Directives:
1. Decide whether each statement below agrees with the photography post about lens details, and answer yes or no, quoting the words of the post that settle it. (a) Quoting equipment and exposure settings was once required for competition entry. (b) Having distortions or aberrations disqualified a photo at print journals. (c) Layout at print journals was pure trial and error.
2. Write the next part of the photography post about lens details, picking up after its final sentence.

Supplied passage:
I assume you were being at least a little facetious when you wrote:
Originally Posted by NickTrop
Often the lens make/focal length/widest ap is posted along with the picture.
but of course some people might not realise that quoting equipment and exposure settings used to be a requirement for publication/competition entry/exhibition (in the days before disaster voyeurism and the death of print journalism allowed the city's main broadsheet to print mobile phone photos on their front page *shake fist at cloud*). Inevitably seeing the same lens name appear in the details of lots of highly regarded photos will make it desirable, while one that's never associated with them withers into obscurity. As an entirely unbidden aside the staff of print journals of yesteryear cared very much what lens was used to capture their material, as it informed where, how large and with what crop they could print the photo ahead of final proofs: layout wasn't pure trial and error... Having distortions, aberrations etc. wasn't a disqualifier, but having unknown (or unknowable) ones often was.

Dataset excerpt:
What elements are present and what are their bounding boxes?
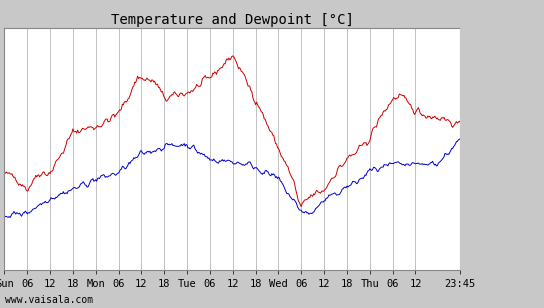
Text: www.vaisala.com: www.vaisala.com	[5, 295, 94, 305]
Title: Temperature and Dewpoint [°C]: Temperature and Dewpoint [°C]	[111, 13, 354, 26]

Outputs:
1.
(a) Yes: "quoting equipment and exposure settings used to be a requirement for publication/competition entry/exhibition"
(b) No: "Having distortions, aberrations etc. wasn't a disqualifier"
(c) No: "layout wasn't pure trial and error"

2.
There's also the Sir Pedant of Forumposting point that it isn't the widest aperture that's quoted, it's the focal ratio of the lens system. Since this is the Optics Theory forum: Lens systems incorporate a field stop (sometimes abbreviated "f. stop") to limit the propagation of rays which would otherwise not produce well formed spots (e.g. marginal rays whose counterparts don't reach the image plane) from contributing reflections and scatter inside the lens system. The adjustable iris field stop allows the trade off between aperture and off-axis ray selection to be fine tuned, but does not change the focal ratio (sometimes f/# or "f ratio") of the lens system, which in combination with the focal length of the system implies the degree of curvature of its surfaces (or optical power). This affects image quality independently of how big or small a field stop is installed/set, so they aren't the same thing (a 50/1.4 lens stopped down to f.16 works harder than a 50/16 lens to produce the same spot sizes).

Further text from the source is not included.